AIM ::
Write out, precisely and in full, each line of the material.

:::::

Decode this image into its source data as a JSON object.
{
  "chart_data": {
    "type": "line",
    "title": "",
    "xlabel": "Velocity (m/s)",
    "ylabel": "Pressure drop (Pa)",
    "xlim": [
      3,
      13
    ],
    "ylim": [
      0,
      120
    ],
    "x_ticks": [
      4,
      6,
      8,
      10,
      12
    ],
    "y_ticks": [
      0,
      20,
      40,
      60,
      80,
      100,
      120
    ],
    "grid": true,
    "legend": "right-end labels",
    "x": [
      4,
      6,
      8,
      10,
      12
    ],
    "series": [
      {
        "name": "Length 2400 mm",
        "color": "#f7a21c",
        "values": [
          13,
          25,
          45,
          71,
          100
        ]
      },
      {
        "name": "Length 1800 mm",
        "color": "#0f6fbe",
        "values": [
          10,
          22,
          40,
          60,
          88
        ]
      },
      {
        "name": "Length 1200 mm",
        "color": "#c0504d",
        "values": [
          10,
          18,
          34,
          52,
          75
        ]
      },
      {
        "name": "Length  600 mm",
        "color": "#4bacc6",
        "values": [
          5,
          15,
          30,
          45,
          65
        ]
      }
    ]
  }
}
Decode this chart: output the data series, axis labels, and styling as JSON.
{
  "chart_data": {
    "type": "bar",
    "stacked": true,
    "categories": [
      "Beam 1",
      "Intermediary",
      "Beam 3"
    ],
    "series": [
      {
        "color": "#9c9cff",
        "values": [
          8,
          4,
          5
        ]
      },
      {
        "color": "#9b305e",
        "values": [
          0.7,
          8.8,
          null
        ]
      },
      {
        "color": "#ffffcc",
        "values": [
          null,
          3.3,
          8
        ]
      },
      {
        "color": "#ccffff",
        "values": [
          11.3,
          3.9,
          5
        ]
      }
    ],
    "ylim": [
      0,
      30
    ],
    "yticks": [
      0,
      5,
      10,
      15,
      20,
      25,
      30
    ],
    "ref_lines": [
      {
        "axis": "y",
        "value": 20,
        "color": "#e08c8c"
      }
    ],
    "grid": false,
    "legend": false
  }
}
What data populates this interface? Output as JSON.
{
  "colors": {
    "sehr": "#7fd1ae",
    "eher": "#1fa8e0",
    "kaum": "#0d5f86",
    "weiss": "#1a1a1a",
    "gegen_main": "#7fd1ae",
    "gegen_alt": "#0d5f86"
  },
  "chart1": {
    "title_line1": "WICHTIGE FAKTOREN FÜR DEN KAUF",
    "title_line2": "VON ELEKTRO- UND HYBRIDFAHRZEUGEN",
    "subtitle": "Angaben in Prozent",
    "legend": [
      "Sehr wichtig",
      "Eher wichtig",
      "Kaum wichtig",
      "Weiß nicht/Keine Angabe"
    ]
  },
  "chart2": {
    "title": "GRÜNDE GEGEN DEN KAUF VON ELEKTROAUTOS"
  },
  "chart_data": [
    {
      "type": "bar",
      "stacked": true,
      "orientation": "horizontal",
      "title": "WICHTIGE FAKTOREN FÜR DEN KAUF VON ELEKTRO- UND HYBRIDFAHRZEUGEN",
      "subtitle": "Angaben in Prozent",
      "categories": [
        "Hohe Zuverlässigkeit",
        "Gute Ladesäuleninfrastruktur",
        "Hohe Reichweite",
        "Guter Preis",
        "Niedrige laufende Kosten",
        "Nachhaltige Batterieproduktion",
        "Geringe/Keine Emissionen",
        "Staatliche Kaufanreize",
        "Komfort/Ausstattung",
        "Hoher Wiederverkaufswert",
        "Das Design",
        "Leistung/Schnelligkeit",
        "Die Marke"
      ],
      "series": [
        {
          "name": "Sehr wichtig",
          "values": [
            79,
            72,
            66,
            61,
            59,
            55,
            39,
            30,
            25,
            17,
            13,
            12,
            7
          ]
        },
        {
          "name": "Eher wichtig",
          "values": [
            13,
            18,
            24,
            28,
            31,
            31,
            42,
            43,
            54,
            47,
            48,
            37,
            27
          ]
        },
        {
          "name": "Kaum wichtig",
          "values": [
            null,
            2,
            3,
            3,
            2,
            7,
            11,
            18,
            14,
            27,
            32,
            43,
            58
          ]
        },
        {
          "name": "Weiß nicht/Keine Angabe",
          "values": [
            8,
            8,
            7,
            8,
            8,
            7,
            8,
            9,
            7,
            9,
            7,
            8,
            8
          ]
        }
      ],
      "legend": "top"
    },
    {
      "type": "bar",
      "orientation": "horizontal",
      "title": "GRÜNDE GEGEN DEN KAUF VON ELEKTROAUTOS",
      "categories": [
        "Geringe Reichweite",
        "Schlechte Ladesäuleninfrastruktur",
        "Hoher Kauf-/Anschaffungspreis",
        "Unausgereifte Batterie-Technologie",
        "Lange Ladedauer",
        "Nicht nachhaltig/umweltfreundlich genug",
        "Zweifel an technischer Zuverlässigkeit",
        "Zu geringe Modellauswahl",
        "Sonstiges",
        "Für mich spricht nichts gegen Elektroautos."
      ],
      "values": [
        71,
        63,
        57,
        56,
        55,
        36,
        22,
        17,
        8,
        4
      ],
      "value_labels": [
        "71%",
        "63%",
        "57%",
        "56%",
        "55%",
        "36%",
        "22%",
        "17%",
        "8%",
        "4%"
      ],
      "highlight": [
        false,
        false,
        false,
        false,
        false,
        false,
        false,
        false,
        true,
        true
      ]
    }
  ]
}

:::::

TASK ANSWER ::
Decode this image into its source data as a JSON object.
{
  "chart_data": {
    "type": "line",
    "title": "",
    "xlabel": "Velocity (m/s)",
    "ylabel": "Pressure drop (Pa)",
    "xlim": [
      3,
      13
    ],
    "ylim": [
      0,
      120
    ],
    "x_ticks": [
      4,
      6,
      8,
      10,
      12
    ],
    "y_ticks": [
      0,
      20,
      40,
      60,
      80,
      100,
      120
    ],
    "grid": true,
    "legend": "right-end labels",
    "x": [
      4,
      6,
      8,
      10,
      12
    ],
    "series": [
      {
        "name": "Length 2400 mm",
        "color": "#f7a21c",
        "values": [
          13,
          25,
          45,
          71,
          100
        ]
      },
      {
        "name": "Length 1800 mm",
        "color": "#0f6fbe",
        "values": [
          10,
          22,
          40,
          60,
          88
        ]
      },
      {
        "name": "Length 1200 mm",
        "color": "#c0504d",
        "values": [
          10,
          18,
          34,
          52,
          75
        ]
      },
      {
        "name": "Length  600 mm",
        "color": "#4bacc6",
        "values": [
          5,
          15,
          30,
          45,
          65
        ]
      }
    ]
  }
}
Decode this chart: output the data series, axis labels, and styling as JSON.
{
  "chart_data": {
    "type": "bar",
    "stacked": true,
    "categories": [
      "Beam 1",
      "Intermediary",
      "Beam 3"
    ],
    "series": [
      {
        "color": "#9c9cff",
        "values": [
          8,
          4,
          5
        ]
      },
      {
        "color": "#9b305e",
        "values": [
          0.7,
          8.8,
          null
        ]
      },
      {
        "color": "#ffffcc",
        "values": [
          null,
          3.3,
          8
        ]
      },
      {
        "color": "#ccffff",
        "values": [
          11.3,
          3.9,
          5
        ]
      }
    ],
    "ylim": [
      0,
      30
    ],
    "yticks": [
      0,
      5,
      10,
      15,
      20,
      25,
      30
    ],
    "ref_lines": [
      {
        "axis": "y",
        "value": 20,
        "color": "#e08c8c"
      }
    ],
    "grid": false,
    "legend": false
  }
}
What data populates this interface? Output as JSON.
{
  "colors": {
    "sehr": "#7fd1ae",
    "eher": "#1fa8e0",
    "kaum": "#0d5f86",
    "weiss": "#1a1a1a",
    "gegen_main": "#7fd1ae",
    "gegen_alt": "#0d5f86"
  },
  "chart1": {
    "title_line1": "WICHTIGE FAKTOREN FÜR DEN KAUF",
    "title_line2": "VON ELEKTRO- UND HYBRIDFAHRZEUGEN",
    "subtitle": "Angaben in Prozent",
    "legend": [
      "Sehr wichtig",
      "Eher wichtig",
      "Kaum wichtig",
      "Weiß nicht/Keine Angabe"
    ]
  },
  "chart2": {
    "title": "GRÜNDE GEGEN DEN KAUF VON ELEKTROAUTOS"
  },
  "chart_data": [
    {
      "type": "bar",
      "stacked": true,
      "orientation": "horizontal",
      "title": "WICHTIGE FAKTOREN FÜR DEN KAUF VON ELEKTRO- UND HYBRIDFAHRZEUGEN",
      "subtitle": "Angaben in Prozent",
      "categories": [
        "Hohe Zuverlässigkeit",
        "Gute Ladesäuleninfrastruktur",
        "Hohe Reichweite",
        "Guter Preis",
        "Niedrige laufende Kosten",
        "Nachhaltige Batterieproduktion",
        "Geringe/Keine Emissionen",
        "Staatliche Kaufanreize",
        "Komfort/Ausstattung",
        "Hoher Wiederverkaufswert",
        "Das Design",
        "Leistung/Schnelligkeit",
        "Die Marke"
      ],
      "series": [
        {
          "name": "Sehr wichtig",
          "values": [
            79,
            72,
            66,
            61,
            59,
            55,
            39,
            30,
            25,
            17,
            13,
            12,
            7
          ]
        },
        {
          "name": "Eher wichtig",
          "values": [
            13,
            18,
            24,
            28,
            31,
            31,
            42,
            43,
            54,
            47,
            48,
            37,
            27
          ]
        },
        {
          "name": "Kaum wichtig",
          "values": [
            null,
            2,
            3,
            3,
            2,
            7,
            11,
            18,
            14,
            27,
            32,
            43,
            58
          ]
        },
        {
          "name": "Weiß nicht/Keine Angabe",
          "values": [
            8,
            8,
            7,
            8,
            8,
            7,
            8,
            9,
            7,
            9,
            7,
            8,
            8
          ]
        }
      ],
      "legend": "top"
    },
    {
      "type": "bar",
      "orientation": "horizontal",
      "title": "GRÜNDE GEGEN DEN KAUF VON ELEKTROAUTOS",
      "categories": [
        "Geringe Reichweite",
        "Schlechte Ladesäuleninfrastruktur",
        "Hoher Kauf-/Anschaffungspreis",
        "Unausgereifte Batterie-Technologie",
        "Lange Ladedauer",
        "Nicht nachhaltig/umweltfreundlich genug",
        "Zweifel an technischer Zuverlässigkeit",
        "Zu geringe Modellauswahl",
        "Sonstiges",
        "Für mich spricht nichts gegen Elektroautos."
      ],
      "values": [
        71,
        63,
        57,
        56,
        55,
        36,
        22,
        17,
        8,
        4
      ],
      "value_labels": [
        "71%",
        "63%",
        "57%",
        "56%",
        "55%",
        "36%",
        "22%",
        "17%",
        "8%",
        "4%"
      ],
      "highlight": [
        false,
        false,
        false,
        false,
        false,
        false,
        false,
        false,
        true,
        true
      ]
    }
  ]
}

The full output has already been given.